§ **Input**:

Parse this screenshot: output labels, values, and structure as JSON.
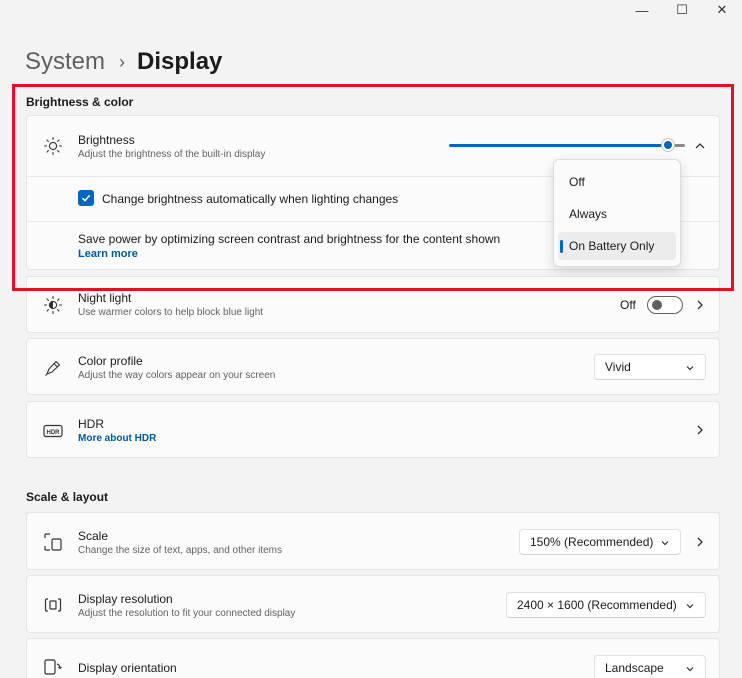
{
  "window_controls": {
    "minimize": "—",
    "maximize": "☐",
    "close": "✕"
  },
  "breadcrumb": {
    "parent": "System",
    "separator": "›",
    "current": "Display"
  },
  "brightness_color": {
    "section_title": "Brightness & color",
    "brightness": {
      "title": "Brightness",
      "subtitle": "Adjust the brightness of the built-in display",
      "level_fraction": 0.93
    },
    "auto_brightness": {
      "label": "Change brightness automatically when lighting changes",
      "checked": true
    },
    "content_adaptive": {
      "label": "Save power by optimizing screen contrast and brightness for the content shown",
      "link": "Learn more"
    },
    "popup": {
      "options": [
        "Off",
        "Always",
        "On Battery Only"
      ],
      "selected": "On Battery Only"
    }
  },
  "night_light": {
    "title": "Night light",
    "subtitle": "Use warmer colors to help block blue light",
    "state": "Off"
  },
  "color_profile": {
    "title": "Color profile",
    "subtitle": "Adjust the way colors appear on your screen",
    "value": "Vivid"
  },
  "hdr": {
    "title": "HDR",
    "link": "More about HDR"
  },
  "scale_layout": {
    "section_title": "Scale & layout",
    "scale": {
      "title": "Scale",
      "subtitle": "Change the size of text, apps, and other items",
      "value": "150% (Recommended)"
    },
    "resolution": {
      "title": "Display resolution",
      "subtitle": "Adjust the resolution to fit your connected display",
      "value": "2400 × 1600 (Recommended)"
    },
    "orientation": {
      "title": "Display orientation",
      "value": "Landscape"
    }
  },
  "colors": {
    "accent": "#0067c0",
    "highlight": "#e0141e",
    "link": "#005a9e"
  }
}
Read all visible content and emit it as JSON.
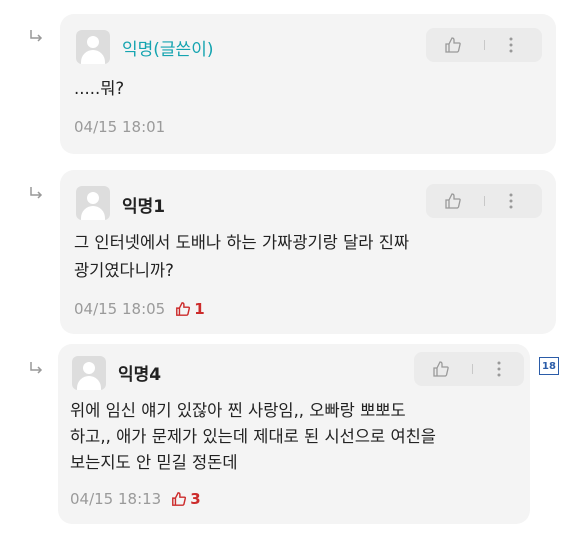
{
  "comments": [
    {
      "author": "익명(글쓴이)",
      "lines": [
        ".....뭐?"
      ],
      "timestamp": "04/15 18:01",
      "likes": null
    },
    {
      "author": "익명1",
      "lines": [
        "그 인터넷에서 도배나 하는 가짜광기랑 달라 진짜",
        "광기였다니까?"
      ],
      "timestamp": "04/15 18:05",
      "likes": "1"
    },
    {
      "author": "익명4",
      "lines": [
        "위에 임신 얘기 있잖아 찐 사랑임,, 오빠랑 뽀뽀도",
        "하고,, 애가 문제가 있는데 제대로 된 시선으로 여친을",
        "보는지도 안 믿길 정돈데"
      ],
      "timestamp": "04/15 18:13",
      "likes": "3"
    }
  ],
  "page_badge": "18",
  "colors": {
    "op_author": "#15a4b0",
    "like_red": "#cc2b2b",
    "badge_blue": "#2b5ca8"
  },
  "icons": [
    "reply-arrow-icon",
    "avatar-icon",
    "thumbs-up-icon",
    "more-vertical-icon"
  ]
}
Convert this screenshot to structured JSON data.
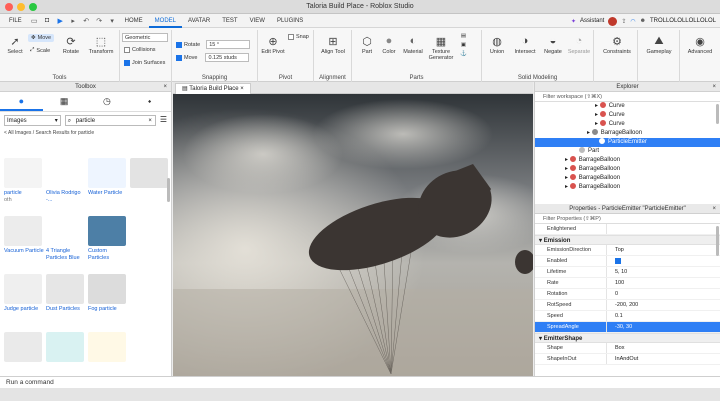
{
  "window": {
    "title": "Taloria Build Place - Roblox Studio"
  },
  "menubar": {
    "tabs": [
      "FILE",
      "HOME",
      "MODEL",
      "AVATAR",
      "TEST",
      "VIEW",
      "PLUGINS"
    ],
    "active_tab": "MODEL",
    "assistant": "Assistant",
    "username": "TROLLOLOLLOLLOLOL"
  },
  "ribbon": {
    "select": "Select",
    "move": "Move",
    "scale": "Scale",
    "rotate": "Rotate",
    "transform": "Transform",
    "tools_label": "Tools",
    "mode": "Geometric",
    "collisions": "Collisions",
    "join_surfaces": "Join Surfaces",
    "rotate_label": "Rotate",
    "rotate_value": "15 °",
    "move_label": "Move",
    "move_value": "0.125 studs",
    "snapping_label": "Snapping",
    "edit_pivot": "Edit Pivot",
    "snap": "Snap",
    "pivot_label": "Pivot",
    "align_tool": "Align Tool",
    "alignment_label": "Alignment",
    "part": "Part",
    "color": "Color",
    "material": "Material",
    "texture_generator": "Texture Generator",
    "parts_label": "Parts",
    "union": "Union",
    "intersect": "Intersect",
    "negate": "Negate",
    "separate": "Separate",
    "solid_modeling_label": "Solid Modeling",
    "constraints": "Constraints",
    "gameplay": "Gameplay",
    "advanced": "Advanced"
  },
  "toolbox": {
    "title": "Toolbox",
    "category": "Images",
    "search_value": "particle",
    "breadcrumb": "< All Images / Search Results for particle",
    "items": [
      {
        "label": "particle",
        "sub": "oth",
        "color": "#f4f4f4"
      },
      {
        "label": "Olivia Rodrigo -...",
        "sub": "",
        "color": "#ffffff"
      },
      {
        "label": "Water Particle",
        "sub": "",
        "color": "#eef5ff"
      },
      {
        "label": "",
        "sub": "",
        "color": "#e3e3e3"
      },
      {
        "label": "Vacuum Particle",
        "sub": "",
        "color": "#ececec"
      },
      {
        "label": "4 Triangle Particles Blue",
        "sub": "",
        "color": "#ffffff"
      },
      {
        "label": "Custom Particles",
        "sub": "",
        "color": "#4d7fa6"
      },
      {
        "label": "",
        "sub": "",
        "color": "#ffffff"
      },
      {
        "label": "Judge particle",
        "sub": "",
        "color": "#efefef"
      },
      {
        "label": "Dust Particles",
        "sub": "",
        "color": "#e6e6e6"
      },
      {
        "label": "Fog particle",
        "sub": "",
        "color": "#dcdcdc"
      },
      {
        "label": "",
        "sub": "",
        "color": "#ffffff"
      },
      {
        "label": "",
        "sub": "",
        "color": "#eaeaea"
      },
      {
        "label": "",
        "sub": "",
        "color": "#d9f2f2"
      },
      {
        "label": "",
        "sub": "",
        "color": "#fff9e6"
      }
    ]
  },
  "viewport": {
    "tab": "Taloria Build Place"
  },
  "explorer": {
    "title": "Explorer",
    "filter": "Filter workspace (⇧⌘X)",
    "rows": [
      {
        "label": "Curve",
        "indent": 60,
        "color": "#d9534f",
        "arrow": true
      },
      {
        "label": "Curve",
        "indent": 60,
        "color": "#d9534f",
        "arrow": true
      },
      {
        "label": "Curve",
        "indent": 60,
        "color": "#d9534f",
        "arrow": true
      },
      {
        "label": "BarrageBalloon",
        "indent": 52,
        "color": "#8a8a8a",
        "arrow": true
      },
      {
        "label": "ParticleEmitter",
        "indent": 64,
        "color": "#ffffff",
        "arrow": false,
        "selected": true
      },
      {
        "label": "Part",
        "indent": 44,
        "color": "#bbbbbb",
        "arrow": false
      },
      {
        "label": "BarrageBalloon",
        "indent": 30,
        "color": "#d9534f",
        "arrow": true
      },
      {
        "label": "BarrageBalloon",
        "indent": 30,
        "color": "#d9534f",
        "arrow": true
      },
      {
        "label": "BarrageBalloon",
        "indent": 30,
        "color": "#d9534f",
        "arrow": true
      },
      {
        "label": "BarrageBalloon",
        "indent": 30,
        "color": "#d9534f",
        "arrow": true
      }
    ]
  },
  "properties": {
    "title": "Properties - ParticleEmitter \"ParticleEmitter\"",
    "filter": "Filter Properties (⇧⌘P)",
    "top_row": {
      "name": "Enlightened",
      "value": ""
    },
    "section": "Emission",
    "rows": [
      {
        "name": "EmissionDirection",
        "value": "Top"
      },
      {
        "name": "Enabled",
        "value": "",
        "checkbox": true
      },
      {
        "name": "Lifetime",
        "value": "5, 10"
      },
      {
        "name": "Rate",
        "value": "100"
      },
      {
        "name": "Rotation",
        "value": "0"
      },
      {
        "name": "RotSpeed",
        "value": "-200, 200"
      },
      {
        "name": "Speed",
        "value": "0.1"
      },
      {
        "name": "SpreadAngle",
        "value": "-30, 30",
        "selected": true
      }
    ],
    "section2": "EmitterShape",
    "rows2": [
      {
        "name": "Shape",
        "value": "Box"
      },
      {
        "name": "ShapeInOut",
        "value": "InAndOut"
      }
    ]
  },
  "command_bar": {
    "placeholder": "Run a command"
  }
}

§ **Given exercise**: Show every line in the records above that contains the word "Only".

§ **Correct result**:
        "On Battery Only"
      "selected": "On Battery Only"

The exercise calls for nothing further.